### Task description:
Write out the listing below exactly, and omit any images you find in it.

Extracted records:
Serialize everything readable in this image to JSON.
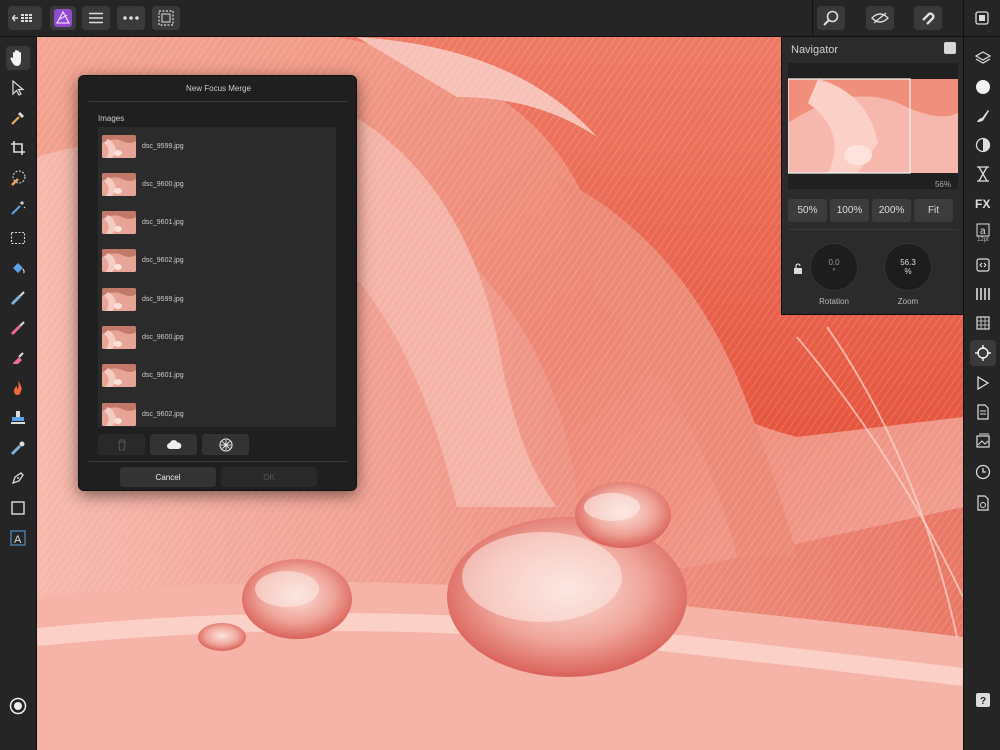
{
  "navigator": {
    "title": "Navigator",
    "zoom_readout": "56%",
    "zoom_buttons": [
      "50%",
      "100%",
      "200%",
      "Fit"
    ],
    "rotation": {
      "value": "0.0",
      "unit": "°",
      "label": "Rotation"
    },
    "zoom": {
      "value": "56.3",
      "unit": "%",
      "label": "Zoom"
    }
  },
  "dialog": {
    "title": "New Focus Merge",
    "images_label": "Images",
    "files": [
      "dsc_9599.jpg",
      "dsc_9600.jpg",
      "dsc_9601.jpg",
      "dsc_9602.jpg",
      "dsc_9599.jpg",
      "dsc_9600.jpg",
      "dsc_9601.jpg",
      "dsc_9602.jpg"
    ],
    "cancel_label": "Cancel",
    "ok_label": "OK"
  },
  "right_tools": {
    "text_size_label": "12pt"
  },
  "colors": {
    "accent_purple": "#8e4bd0",
    "panel_bg": "#252525",
    "canvas_base": "#f08a78"
  }
}
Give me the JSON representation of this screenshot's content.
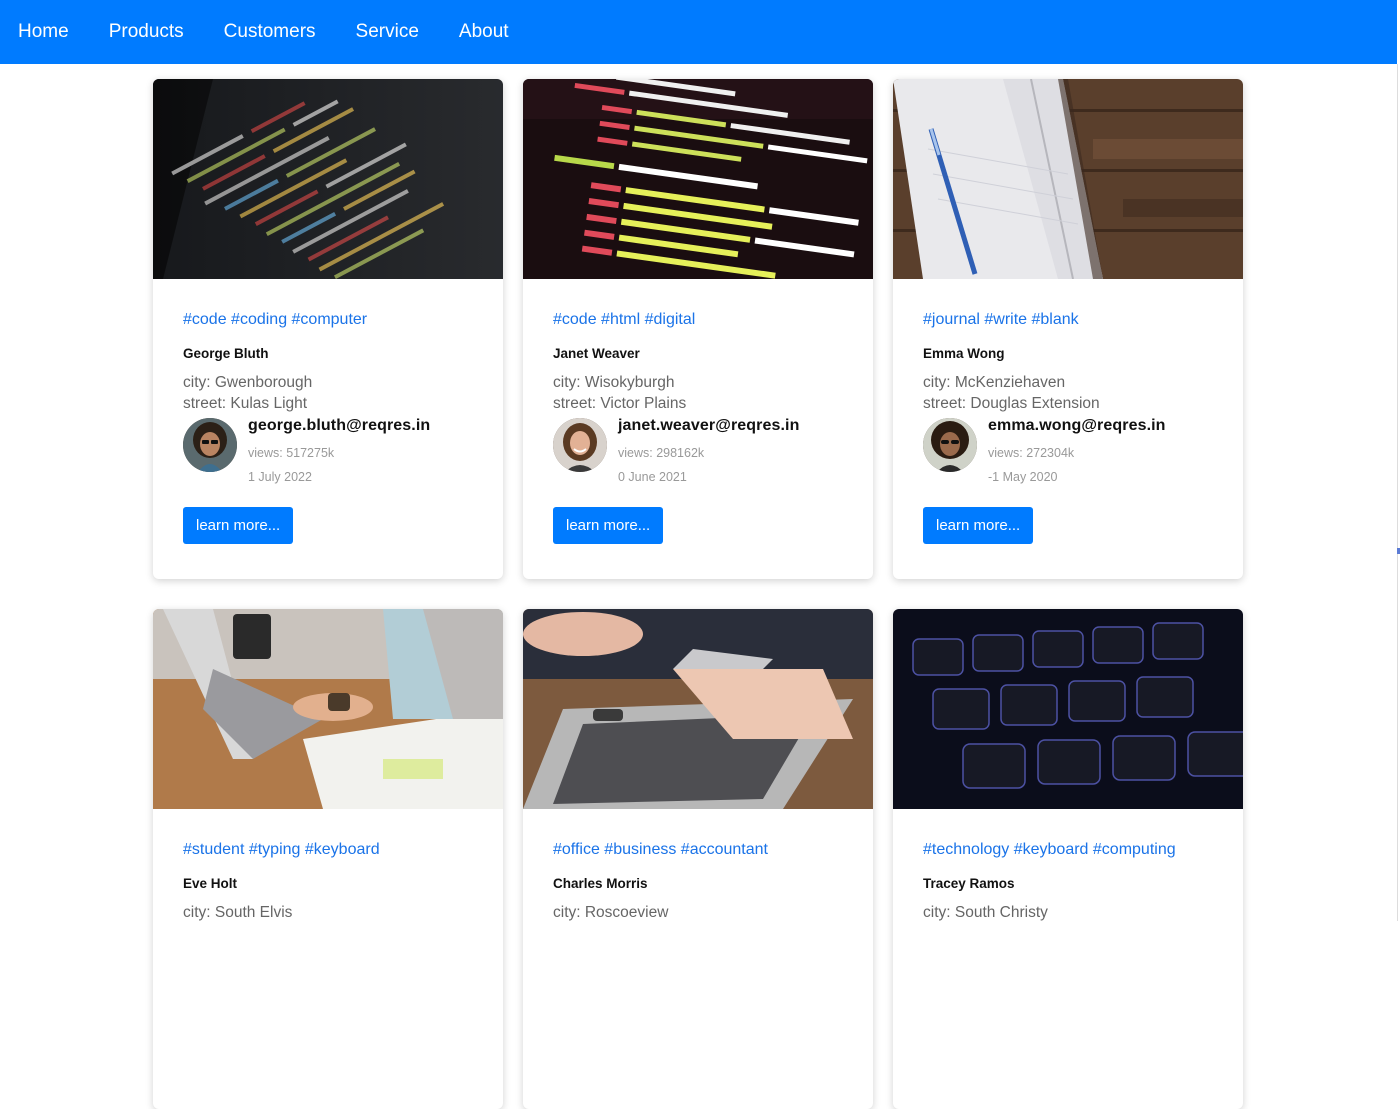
{
  "nav": [
    "Home",
    "Products",
    "Customers",
    "Service",
    "About"
  ],
  "cards": [
    {
      "tags": "#code #coding #computer",
      "name": "George Bluth",
      "city": "city: Gwenborough",
      "street": "street: Kulas Light",
      "email": "george.bluth@reqres.in",
      "views": "views: 517275k",
      "date": "1 July 2022",
      "button": "learn more..."
    },
    {
      "tags": "#code #html #digital",
      "name": "Janet Weaver",
      "city": "city: Wisokyburgh",
      "street": "street: Victor Plains",
      "email": "janet.weaver@reqres.in",
      "views": "views: 298162k",
      "date": "0 June 2021",
      "button": "learn more..."
    },
    {
      "tags": "#journal #write #blank",
      "name": "Emma Wong",
      "city": "city: McKenziehaven",
      "street": "street: Douglas Extension",
      "email": "emma.wong@reqres.in",
      "views": "views: 272304k",
      "date": "-1 May 2020",
      "button": "learn more..."
    },
    {
      "tags": "#student #typing #keyboard",
      "name": "Eve Holt",
      "city": "city: South Elvis",
      "street": "",
      "email": "",
      "views": "",
      "date": "",
      "button": ""
    },
    {
      "tags": "#office #business #accountant",
      "name": "Charles Morris",
      "city": "city: Roscoeview",
      "street": "",
      "email": "",
      "views": "",
      "date": "",
      "button": ""
    },
    {
      "tags": "#technology #keyboard #computing",
      "name": "Tracey Ramos",
      "city": "city: South Christy",
      "street": "",
      "email": "",
      "views": "",
      "date": "",
      "button": ""
    }
  ],
  "colors": {
    "accent": "#007bff",
    "tag": "#1a73e8"
  },
  "icons": [
    "code-screen-image",
    "code-screen-image",
    "notebook-image",
    "laptop-typing-image",
    "phone-laptop-image",
    "keyboard-image"
  ]
}
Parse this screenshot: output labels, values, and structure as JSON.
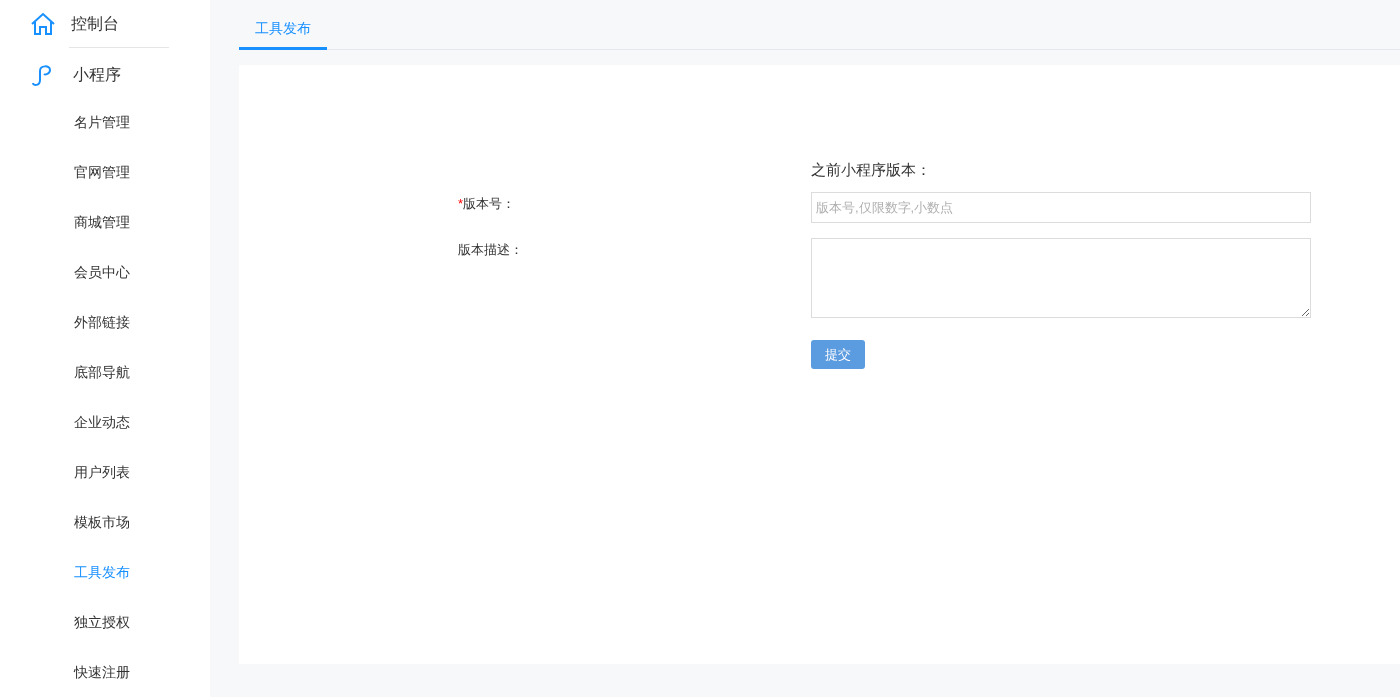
{
  "sidebar": {
    "sections": [
      {
        "label": "控制台"
      },
      {
        "label": "小程序"
      }
    ],
    "items": [
      {
        "label": "名片管理",
        "selected": false
      },
      {
        "label": "官网管理",
        "selected": false
      },
      {
        "label": "商城管理",
        "selected": false
      },
      {
        "label": "会员中心",
        "selected": false
      },
      {
        "label": "外部链接",
        "selected": false
      },
      {
        "label": "底部导航",
        "selected": false
      },
      {
        "label": "企业动态",
        "selected": false
      },
      {
        "label": "用户列表",
        "selected": false
      },
      {
        "label": "模板市场",
        "selected": false
      },
      {
        "label": "工具发布",
        "selected": true
      },
      {
        "label": "独立授权",
        "selected": false
      },
      {
        "label": "快速注册",
        "selected": false
      }
    ]
  },
  "tabs": [
    {
      "label": "工具发布",
      "selected": true
    }
  ],
  "form": {
    "heading": "之前小程序版本：",
    "fields": [
      {
        "kind": "input",
        "label": "版本号：",
        "required_mark": "*",
        "placeholder": "版本号,仅限数字,小数点"
      },
      {
        "kind": "textarea",
        "label": "版本描述："
      }
    ],
    "submit": "提交"
  }
}
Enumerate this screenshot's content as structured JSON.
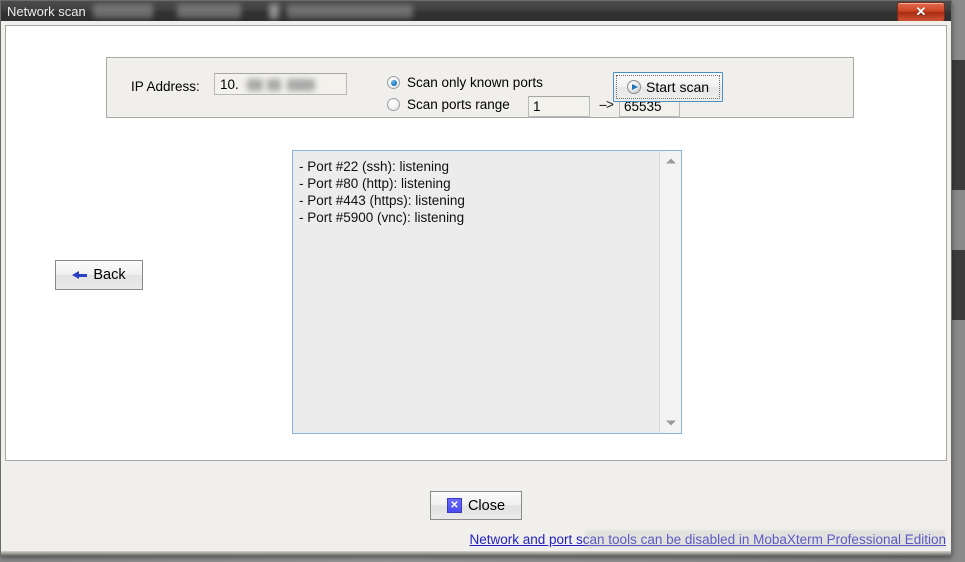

### Final result:
Serialize everything readable in this image to JSON.
{
  "navigator": {
    "title": "Navigator",
    "zoom_readout": "56%",
    "zoom_buttons": [
      "50%",
      "100%",
      "200%",
      "Fit"
    ],
    "rotation": {
      "value": "0.0",
      "unit": "°",
      "label": "Rotation"
    },
    "zoom": {
      "value": "56.3",
      "unit": "%",
      "label": "Zoom"
    }
  },
  "dialog": {
    "title": "New Focus Merge",
    "images_label": "Images",
    "files": [
      "dsc_9599.jpg",
      "dsc_9600.jpg",
      "dsc_9601.jpg",
      "dsc_9602.jpg",
      "dsc_9599.jpg",
      "dsc_9600.jpg",
      "dsc_9601.jpg",
      "dsc_9602.jpg"
    ],
    "cancel_label": "Cancel",
    "ok_label": "OK"
  },
  "right_tools": {
    "text_size_label": "12pt"
  },
  "colors": {
    "accent_purple": "#8e4bd0",
    "panel_bg": "#252525",
    "canvas_base": "#f08a78"
  }
}
Give me the JSON representation of this screenshot's content.
{
  "nav": [
    "Home",
    "Products",
    "Customers",
    "Service",
    "About"
  ],
  "cards": [
    {
      "tags": "#code #coding #computer",
      "name": "George Bluth",
      "city": "city: Gwenborough",
      "street": "street: Kulas Light",
      "email": "george.bluth@reqres.in",
      "views": "views: 517275k",
      "date": "1 July 2022",
      "button": "learn more..."
    },
    {
      "tags": "#code #html #digital",
      "name": "Janet Weaver",
      "city": "city: Wisokyburgh",
      "street": "street: Victor Plains",
      "email": "janet.weaver@reqres.in",
      "views": "views: 298162k",
      "date": "0 June 2021",
      "button": "learn more..."
    },
    {
      "tags": "#journal #write #blank",
      "name": "Emma Wong",
      "city": "city: McKenziehaven",
      "street": "street: Douglas Extension",
      "email": "emma.wong@reqres.in",
      "views": "views: 272304k",
      "date": "-1 May 2020",
      "button": "learn more..."
    },
    {
      "tags": "#student #typing #keyboard",
      "name": "Eve Holt",
      "city": "city: South Elvis",
      "street": "",
      "email": "",
      "views": "",
      "date": "",
      "button": ""
    },
    {
      "tags": "#office #business #accountant",
      "name": "Charles Morris",
      "city": "city: Roscoeview",
      "street": "",
      "email": "",
      "views": "",
      "date": "",
      "button": ""
    },
    {
      "tags": "#technology #keyboard #computing",
      "name": "Tracey Ramos",
      "city": "city: South Christy",
      "street": "",
      "email": "",
      "views": "",
      "date": "",
      "button": ""
    }
  ],
  "colors": {
    "accent": "#007bff",
    "tag": "#1a73e8"
  },
  "icons": [
    "code-screen-image",
    "code-screen-image",
    "notebook-image",
    "laptop-typing-image",
    "phone-laptop-image",
    "keyboard-image"
  ]
}
Parse this screenshot: output labels, values, and structure as JSON.
{
  "sidebar": {
    "sections": [
      {
        "label": "控制台"
      },
      {
        "label": "小程序"
      }
    ],
    "items": [
      {
        "label": "名片管理",
        "selected": false
      },
      {
        "label": "官网管理",
        "selected": false
      },
      {
        "label": "商城管理",
        "selected": false
      },
      {
        "label": "会员中心",
        "selected": false
      },
      {
        "label": "外部链接",
        "selected": false
      },
      {
        "label": "底部导航",
        "selected": false
      },
      {
        "label": "企业动态",
        "selected": false
      },
      {
        "label": "用户列表",
        "selected": false
      },
      {
        "label": "模板市场",
        "selected": false
      },
      {
        "label": "工具发布",
        "selected": true
      },
      {
        "label": "独立授权",
        "selected": false
      },
      {
        "label": "快速注册",
        "selected": false
      }
    ]
  },
  "tabs": [
    {
      "label": "工具发布",
      "selected": true
    }
  ],
  "form": {
    "heading": "之前小程序版本：",
    "fields": [
      {
        "kind": "input",
        "label": "版本号：",
        "required_mark": "*",
        "placeholder": "版本号,仅限数字,小数点"
      },
      {
        "kind": "textarea",
        "label": "版本描述："
      }
    ],
    "submit": "提交"
  }
}
Enumerate this screenshot's content as structured JSON.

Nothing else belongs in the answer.